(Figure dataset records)
· · · · · · ·

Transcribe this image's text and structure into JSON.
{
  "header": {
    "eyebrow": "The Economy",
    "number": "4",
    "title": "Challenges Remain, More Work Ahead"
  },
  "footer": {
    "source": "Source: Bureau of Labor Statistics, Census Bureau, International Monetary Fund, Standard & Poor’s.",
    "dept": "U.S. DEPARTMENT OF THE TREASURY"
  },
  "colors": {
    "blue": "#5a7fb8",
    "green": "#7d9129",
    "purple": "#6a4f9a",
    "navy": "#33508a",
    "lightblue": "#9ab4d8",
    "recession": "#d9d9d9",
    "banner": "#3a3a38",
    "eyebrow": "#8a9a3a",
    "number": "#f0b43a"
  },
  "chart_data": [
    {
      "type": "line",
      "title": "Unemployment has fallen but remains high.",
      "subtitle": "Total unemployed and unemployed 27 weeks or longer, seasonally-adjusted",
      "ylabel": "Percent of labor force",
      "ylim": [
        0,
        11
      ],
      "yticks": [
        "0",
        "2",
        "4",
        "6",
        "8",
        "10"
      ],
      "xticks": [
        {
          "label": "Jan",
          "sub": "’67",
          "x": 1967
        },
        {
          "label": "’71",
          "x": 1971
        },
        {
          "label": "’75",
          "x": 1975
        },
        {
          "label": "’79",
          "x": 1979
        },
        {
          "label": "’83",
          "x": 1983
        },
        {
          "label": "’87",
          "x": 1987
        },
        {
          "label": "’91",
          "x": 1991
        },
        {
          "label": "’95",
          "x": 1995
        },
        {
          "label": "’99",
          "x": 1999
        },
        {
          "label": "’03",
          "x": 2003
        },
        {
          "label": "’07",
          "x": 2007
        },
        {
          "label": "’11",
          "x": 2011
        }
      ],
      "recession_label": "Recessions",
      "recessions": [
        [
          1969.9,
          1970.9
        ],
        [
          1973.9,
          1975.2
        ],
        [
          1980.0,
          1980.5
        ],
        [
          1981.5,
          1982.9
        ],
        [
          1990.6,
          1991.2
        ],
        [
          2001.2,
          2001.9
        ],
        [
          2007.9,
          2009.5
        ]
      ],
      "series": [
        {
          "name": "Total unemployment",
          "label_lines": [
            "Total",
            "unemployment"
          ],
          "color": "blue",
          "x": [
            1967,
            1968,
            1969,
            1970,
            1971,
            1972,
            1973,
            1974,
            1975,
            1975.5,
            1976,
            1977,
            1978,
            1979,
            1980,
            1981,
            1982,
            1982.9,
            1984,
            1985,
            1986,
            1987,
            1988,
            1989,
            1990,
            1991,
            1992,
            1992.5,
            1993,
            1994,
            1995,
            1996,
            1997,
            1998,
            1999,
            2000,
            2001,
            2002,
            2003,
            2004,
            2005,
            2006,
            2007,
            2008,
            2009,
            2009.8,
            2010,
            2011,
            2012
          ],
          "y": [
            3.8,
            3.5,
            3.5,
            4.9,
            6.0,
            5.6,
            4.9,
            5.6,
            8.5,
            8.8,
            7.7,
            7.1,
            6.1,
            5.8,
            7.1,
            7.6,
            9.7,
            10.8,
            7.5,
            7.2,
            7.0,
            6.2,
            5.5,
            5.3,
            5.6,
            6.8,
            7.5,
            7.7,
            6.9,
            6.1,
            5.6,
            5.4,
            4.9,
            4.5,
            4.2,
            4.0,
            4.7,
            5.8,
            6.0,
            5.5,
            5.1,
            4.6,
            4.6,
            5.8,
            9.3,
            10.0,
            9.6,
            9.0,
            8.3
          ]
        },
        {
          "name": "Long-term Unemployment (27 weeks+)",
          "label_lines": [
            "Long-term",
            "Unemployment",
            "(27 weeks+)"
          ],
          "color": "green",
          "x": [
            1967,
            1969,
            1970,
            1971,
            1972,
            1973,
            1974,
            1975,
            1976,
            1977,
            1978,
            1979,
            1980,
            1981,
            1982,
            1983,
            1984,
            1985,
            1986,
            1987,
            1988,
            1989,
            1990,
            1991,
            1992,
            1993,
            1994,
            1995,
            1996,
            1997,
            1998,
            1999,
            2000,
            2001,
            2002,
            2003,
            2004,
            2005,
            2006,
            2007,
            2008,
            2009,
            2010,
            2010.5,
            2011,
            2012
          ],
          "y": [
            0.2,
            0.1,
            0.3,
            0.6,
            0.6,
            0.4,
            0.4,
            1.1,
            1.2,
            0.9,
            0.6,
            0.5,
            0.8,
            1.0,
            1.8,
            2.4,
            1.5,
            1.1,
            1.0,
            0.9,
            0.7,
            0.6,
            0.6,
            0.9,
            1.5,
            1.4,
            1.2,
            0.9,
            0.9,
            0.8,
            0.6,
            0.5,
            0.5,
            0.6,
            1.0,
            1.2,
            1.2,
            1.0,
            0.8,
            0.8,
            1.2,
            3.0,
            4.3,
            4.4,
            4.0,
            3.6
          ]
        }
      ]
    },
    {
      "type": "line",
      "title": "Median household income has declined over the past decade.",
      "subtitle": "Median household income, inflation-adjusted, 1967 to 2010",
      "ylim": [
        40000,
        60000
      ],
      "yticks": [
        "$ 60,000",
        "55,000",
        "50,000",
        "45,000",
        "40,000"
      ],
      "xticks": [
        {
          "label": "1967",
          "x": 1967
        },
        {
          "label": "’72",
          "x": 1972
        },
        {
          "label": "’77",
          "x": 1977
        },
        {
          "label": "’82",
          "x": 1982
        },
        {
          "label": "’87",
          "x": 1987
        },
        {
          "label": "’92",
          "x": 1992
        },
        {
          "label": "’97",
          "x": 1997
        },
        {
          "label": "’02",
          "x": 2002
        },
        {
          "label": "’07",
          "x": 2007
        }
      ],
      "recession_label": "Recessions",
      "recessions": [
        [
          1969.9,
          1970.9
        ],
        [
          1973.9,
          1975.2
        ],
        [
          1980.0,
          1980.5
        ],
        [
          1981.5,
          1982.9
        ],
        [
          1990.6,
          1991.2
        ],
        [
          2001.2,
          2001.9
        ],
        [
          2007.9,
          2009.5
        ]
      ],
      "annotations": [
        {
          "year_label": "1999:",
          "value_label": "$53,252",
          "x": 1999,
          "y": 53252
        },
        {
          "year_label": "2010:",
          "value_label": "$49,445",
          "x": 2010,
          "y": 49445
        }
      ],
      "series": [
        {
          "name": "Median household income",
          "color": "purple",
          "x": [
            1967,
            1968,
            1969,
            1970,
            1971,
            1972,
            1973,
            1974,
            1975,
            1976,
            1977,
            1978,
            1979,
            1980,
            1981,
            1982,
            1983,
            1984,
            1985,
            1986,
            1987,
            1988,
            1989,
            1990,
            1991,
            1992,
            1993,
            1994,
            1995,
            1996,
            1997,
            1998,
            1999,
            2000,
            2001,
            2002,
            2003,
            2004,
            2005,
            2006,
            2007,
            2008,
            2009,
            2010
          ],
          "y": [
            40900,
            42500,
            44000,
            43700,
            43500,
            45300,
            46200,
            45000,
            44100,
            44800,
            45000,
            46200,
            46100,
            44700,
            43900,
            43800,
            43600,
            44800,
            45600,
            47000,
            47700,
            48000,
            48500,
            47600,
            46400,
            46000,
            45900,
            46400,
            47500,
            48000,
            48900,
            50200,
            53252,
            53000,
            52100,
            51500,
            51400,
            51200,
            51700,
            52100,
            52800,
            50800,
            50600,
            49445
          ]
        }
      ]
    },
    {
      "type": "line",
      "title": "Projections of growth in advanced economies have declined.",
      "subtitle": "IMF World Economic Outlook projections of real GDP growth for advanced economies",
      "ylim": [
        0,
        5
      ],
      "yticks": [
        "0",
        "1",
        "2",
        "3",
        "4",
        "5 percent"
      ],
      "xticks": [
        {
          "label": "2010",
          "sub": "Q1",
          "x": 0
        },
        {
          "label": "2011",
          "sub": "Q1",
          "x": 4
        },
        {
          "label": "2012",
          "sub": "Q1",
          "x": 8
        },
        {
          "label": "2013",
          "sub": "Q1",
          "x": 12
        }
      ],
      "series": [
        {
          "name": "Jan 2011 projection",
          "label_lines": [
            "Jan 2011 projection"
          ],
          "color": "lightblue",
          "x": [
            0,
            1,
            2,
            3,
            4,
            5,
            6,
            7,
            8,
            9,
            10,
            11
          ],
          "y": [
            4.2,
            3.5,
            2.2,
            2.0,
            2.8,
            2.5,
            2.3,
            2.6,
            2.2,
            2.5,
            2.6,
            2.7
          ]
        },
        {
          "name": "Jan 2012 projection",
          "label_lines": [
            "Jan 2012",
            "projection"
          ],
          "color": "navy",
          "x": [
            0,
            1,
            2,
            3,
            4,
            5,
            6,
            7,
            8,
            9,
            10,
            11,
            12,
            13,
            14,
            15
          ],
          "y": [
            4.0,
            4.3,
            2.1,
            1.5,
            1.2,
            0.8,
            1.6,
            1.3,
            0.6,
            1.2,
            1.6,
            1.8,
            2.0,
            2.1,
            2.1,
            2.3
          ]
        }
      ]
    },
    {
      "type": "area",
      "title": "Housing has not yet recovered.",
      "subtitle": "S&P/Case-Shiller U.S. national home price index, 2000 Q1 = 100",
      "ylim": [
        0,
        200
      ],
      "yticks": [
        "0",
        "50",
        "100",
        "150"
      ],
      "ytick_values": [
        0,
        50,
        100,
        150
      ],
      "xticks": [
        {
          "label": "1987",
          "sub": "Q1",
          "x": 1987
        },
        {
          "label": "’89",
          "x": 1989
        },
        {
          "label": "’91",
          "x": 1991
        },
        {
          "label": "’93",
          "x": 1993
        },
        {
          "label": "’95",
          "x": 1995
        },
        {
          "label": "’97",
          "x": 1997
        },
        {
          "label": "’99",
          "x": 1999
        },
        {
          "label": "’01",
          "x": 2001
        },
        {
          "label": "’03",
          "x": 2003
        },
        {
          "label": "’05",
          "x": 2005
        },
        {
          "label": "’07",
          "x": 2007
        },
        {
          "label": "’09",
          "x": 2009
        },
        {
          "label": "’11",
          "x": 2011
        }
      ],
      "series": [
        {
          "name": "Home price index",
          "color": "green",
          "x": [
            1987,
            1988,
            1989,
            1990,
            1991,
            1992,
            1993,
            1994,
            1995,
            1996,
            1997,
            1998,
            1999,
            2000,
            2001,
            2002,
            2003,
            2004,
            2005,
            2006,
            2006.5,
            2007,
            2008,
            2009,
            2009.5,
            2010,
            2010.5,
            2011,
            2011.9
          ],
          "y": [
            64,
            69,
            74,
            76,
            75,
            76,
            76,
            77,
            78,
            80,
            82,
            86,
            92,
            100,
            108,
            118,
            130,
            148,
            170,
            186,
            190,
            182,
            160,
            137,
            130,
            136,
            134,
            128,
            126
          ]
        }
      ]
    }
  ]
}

· · · · · · ·

Find the string "declined" in the records, then copy each line where it occurs.

      "title": "Median household income has declined over the past decade.",
      "title": "Projections of growth in advanced economies have declined.",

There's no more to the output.